[Collection entries]
━━━━━━━━━━
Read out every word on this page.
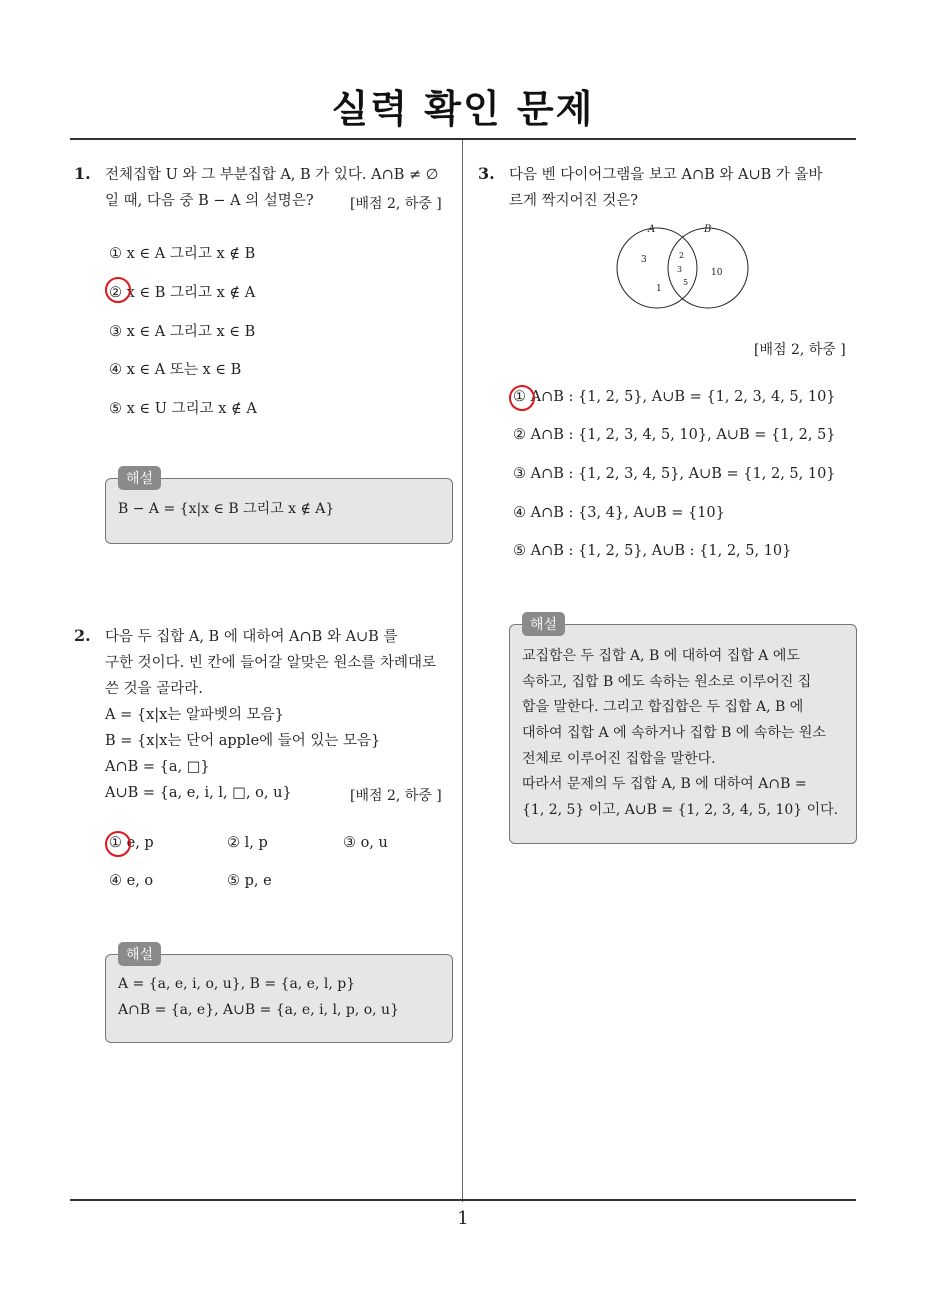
실력 확인 문제
1. 전체집합 U 와 그 부분집합 A, B 가 있다. A∩B ≠ ∅
일 때, 다음 중 B − A 의 설명은?	[배점 2, 하중 ]
① x ∈ A 그리고 x ∉ B
② x ∈ B 그리고 x ∉ A
③ x ∈ A 그리고 x ∈ B
④ x ∈ A 또는 x ∈ B
⑤ x ∈ U 그리고 x ∉ A
해설
B − A = {x|x ∈ B 그리고 x ∉ A}
2. 다음 두 집합 A, B 에 대하여 A∩B 와 A∪B 를
구한 것이다. 빈 칸에 들어갈 알맞은 원소를 차례대로
쓴 것을 골라라.
A = {x|x는 알파벳의 모음}
B = {x|x는 단어 apple에 들어 있는 모음}
A∩B = {a, □}
A∪B = {a, e, i, l, □, o, u}	[배점 2, 하중 ]
① e, p	② l, p	③ o, u
④ e, o	⑤ p, e
해설
A = {a, e, i, o, u}, B = {a, e, l, p}
A∩B = {a, e}, A∪B = {a, e, i, l, p, o, u}
3. 다음 벤 다이어그램을 보고 A∩B 와 A∪B 가 올바
르게 짝지어진 것은?
A	B
3
1
2
3
5
10
[배점 2, 하중 ]
① A∩B : {1, 2, 5}, A∪B = {1, 2, 3, 4, 5, 10}
② A∩B : {1, 2, 3, 4, 5, 10}, A∪B = {1, 2, 5}
③ A∩B : {1, 2, 3, 4, 5}, A∪B = {1, 2, 5, 10}
④ A∩B : {3, 4}, A∪B = {10}
⑤ A∩B : {1, 2, 5}, A∪B : {1, 2, 5, 10}
해설
교집합은 두 집합 A, B 에 대하여 집합 A 에도
속하고, 집합 B 에도 속하는 원소로 이루어진 집
합을 말한다. 그리고 합집합은 두 집합 A, B 에
대하여 집합 A 에 속하거나 집합 B 에 속하는 원소
전체로 이루어진 집합을 말한다.
따라서 문제의 두 집합 A, B 에 대하여 A∩B =
{1, 2, 5} 이고, A∪B = {1, 2, 3, 4, 5, 10} 이다.
1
━━━━━━━━━━
◆ GIVEN PROBLEM
Reproduce the records, all of them, word for word; omit the pictures.

◆ SOLUTION TO THIS EXERCISE
Read out every word on this page.
실력 확인 문제
1. 전체집합 U 와 그 부분집합 A, B 가 있다. A∩B ≠ ∅
일 때, 다음 중 B − A 의 설명은?	[배점 2, 하중 ]
① x ∈ A 그리고 x ∉ B
② x ∈ B 그리고 x ∉ A
③ x ∈ A 그리고 x ∈ B
④ x ∈ A 또는 x ∈ B
⑤ x ∈ U 그리고 x ∉ A
해설
B − A = {x|x ∈ B 그리고 x ∉ A}
2. 다음 두 집합 A, B 에 대하여 A∩B 와 A∪B 를
구한 것이다. 빈 칸에 들어갈 알맞은 원소를 차례대로
쓴 것을 골라라.
A = {x|x는 알파벳의 모음}
B = {x|x는 단어 apple에 들어 있는 모음}
A∩B = {a, □}
A∪B = {a, e, i, l, □, o, u}	[배점 2, 하중 ]
① e, p	② l, p	③ o, u
④ e, o	⑤ p, e
해설
A = {a, e, i, o, u}, B = {a, e, l, p}
A∩B = {a, e}, A∪B = {a, e, i, l, p, o, u}
3. 다음 벤 다이어그램을 보고 A∩B 와 A∪B 가 올바
르게 짝지어진 것은?
A	B
3
1
2
3
5
10
[배점 2, 하중 ]
① A∩B : {1, 2, 5}, A∪B = {1, 2, 3, 4, 5, 10}
② A∩B : {1, 2, 3, 4, 5, 10}, A∪B = {1, 2, 5}
③ A∩B : {1, 2, 3, 4, 5}, A∪B = {1, 2, 5, 10}
④ A∩B : {3, 4}, A∪B = {10}
⑤ A∩B : {1, 2, 5}, A∪B : {1, 2, 5, 10}
해설
교집합은 두 집합 A, B 에 대하여 집합 A 에도
속하고, 집합 B 에도 속하는 원소로 이루어진 집
합을 말한다. 그리고 합집합은 두 집합 A, B 에
대하여 집합 A 에 속하거나 집합 B 에 속하는 원소
전체로 이루어진 집합을 말한다.
따라서 문제의 두 집합 A, B 에 대하여 A∩B =
{1, 2, 5} 이고, A∪B = {1, 2, 3, 4, 5, 10} 이다.
1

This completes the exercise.